▸ Work required:
Repeat the material in full. Keep every line exactly as it is.

▸ Provided records:
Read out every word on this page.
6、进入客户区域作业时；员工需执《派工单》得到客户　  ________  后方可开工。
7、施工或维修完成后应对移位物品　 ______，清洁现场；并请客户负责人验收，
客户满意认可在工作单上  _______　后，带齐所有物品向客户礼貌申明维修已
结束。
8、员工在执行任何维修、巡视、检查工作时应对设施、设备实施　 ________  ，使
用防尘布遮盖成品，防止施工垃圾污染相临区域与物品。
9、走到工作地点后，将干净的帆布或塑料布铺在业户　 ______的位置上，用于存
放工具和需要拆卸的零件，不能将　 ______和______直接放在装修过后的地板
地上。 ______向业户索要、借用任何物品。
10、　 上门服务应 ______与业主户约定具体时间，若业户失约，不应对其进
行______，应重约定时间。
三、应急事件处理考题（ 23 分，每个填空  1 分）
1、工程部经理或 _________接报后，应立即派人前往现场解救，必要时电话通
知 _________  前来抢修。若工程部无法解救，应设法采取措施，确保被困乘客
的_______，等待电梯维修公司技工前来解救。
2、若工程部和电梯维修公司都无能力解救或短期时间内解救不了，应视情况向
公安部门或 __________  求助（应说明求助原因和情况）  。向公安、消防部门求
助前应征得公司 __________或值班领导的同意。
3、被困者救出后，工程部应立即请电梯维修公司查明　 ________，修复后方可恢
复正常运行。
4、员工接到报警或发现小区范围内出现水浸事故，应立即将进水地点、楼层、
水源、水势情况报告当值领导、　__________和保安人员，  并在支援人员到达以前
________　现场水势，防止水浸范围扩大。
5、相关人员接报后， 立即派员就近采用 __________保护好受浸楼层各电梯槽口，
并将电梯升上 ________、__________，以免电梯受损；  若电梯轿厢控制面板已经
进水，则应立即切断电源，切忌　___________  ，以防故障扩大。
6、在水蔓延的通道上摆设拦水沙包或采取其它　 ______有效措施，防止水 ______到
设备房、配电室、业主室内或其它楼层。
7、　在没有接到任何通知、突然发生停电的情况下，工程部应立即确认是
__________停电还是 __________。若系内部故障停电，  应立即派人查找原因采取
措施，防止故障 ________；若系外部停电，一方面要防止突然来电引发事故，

▸ Written answer:
Read out every word on this page.
6、进入客户区域作业时；员工需执《派工单》得到客户　  ________  后方可开工。
7、施工或维修完成后应对移位物品　 ______，清洁现场；并请客户负责人验收，
客户满意认可在工作单上  _______　后，带齐所有物品向客户礼貌申明维修已
结束。
8、员工在执行任何维修、巡视、检查工作时应对设施、设备实施　 ________  ，使
用防尘布遮盖成品，防止施工垃圾污染相临区域与物品。
9、走到工作地点后，将干净的帆布或塑料布铺在业户　 ______的位置上，用于存
放工具和需要拆卸的零件，不能将　 ______和______直接放在装修过后的地板
地上。 ______向业户索要、借用任何物品。
10、　 上门服务应 ______与业主户约定具体时间，若业户失约，不应对其进
行______，应重约定时间。
三、应急事件处理考题（ 23 分，每个填空  1 分）
1、工程部经理或 _________接报后，应立即派人前往现场解救，必要时电话通
知 _________  前来抢修。若工程部无法解救，应设法采取措施，确保被困乘客
的_______，等待电梯维修公司技工前来解救。
2、若工程部和电梯维修公司都无能力解救或短期时间内解救不了，应视情况向
公安部门或 __________  求助（应说明求助原因和情况）  。向公安、消防部门求
助前应征得公司 __________或值班领导的同意。
3、被困者救出后，工程部应立即请电梯维修公司查明　 ________，修复后方可恢
复正常运行。
4、员工接到报警或发现小区范围内出现水浸事故，应立即将进水地点、楼层、
水源、水势情况报告当值领导、　__________和保安人员，  并在支援人员到达以前
________　现场水势，防止水浸范围扩大。
5、相关人员接报后， 立即派员就近采用 __________保护好受浸楼层各电梯槽口，
并将电梯升上 ________、__________，以免电梯受损；  若电梯轿厢控制面板已经
进水，则应立即切断电源，切忌　___________  ，以防故障扩大。
6、在水蔓延的通道上摆设拦水沙包或采取其它　 ______有效措施，防止水 ______到
设备房、配电室、业主室内或其它楼层。
7、　在没有接到任何通知、突然发生停电的情况下，工程部应立即确认是
__________停电还是 __________。若系内部故障停电，  应立即派人查找原因采取
措施，防止故障 ________；若系外部停电，一方面要防止突然来电引发事故，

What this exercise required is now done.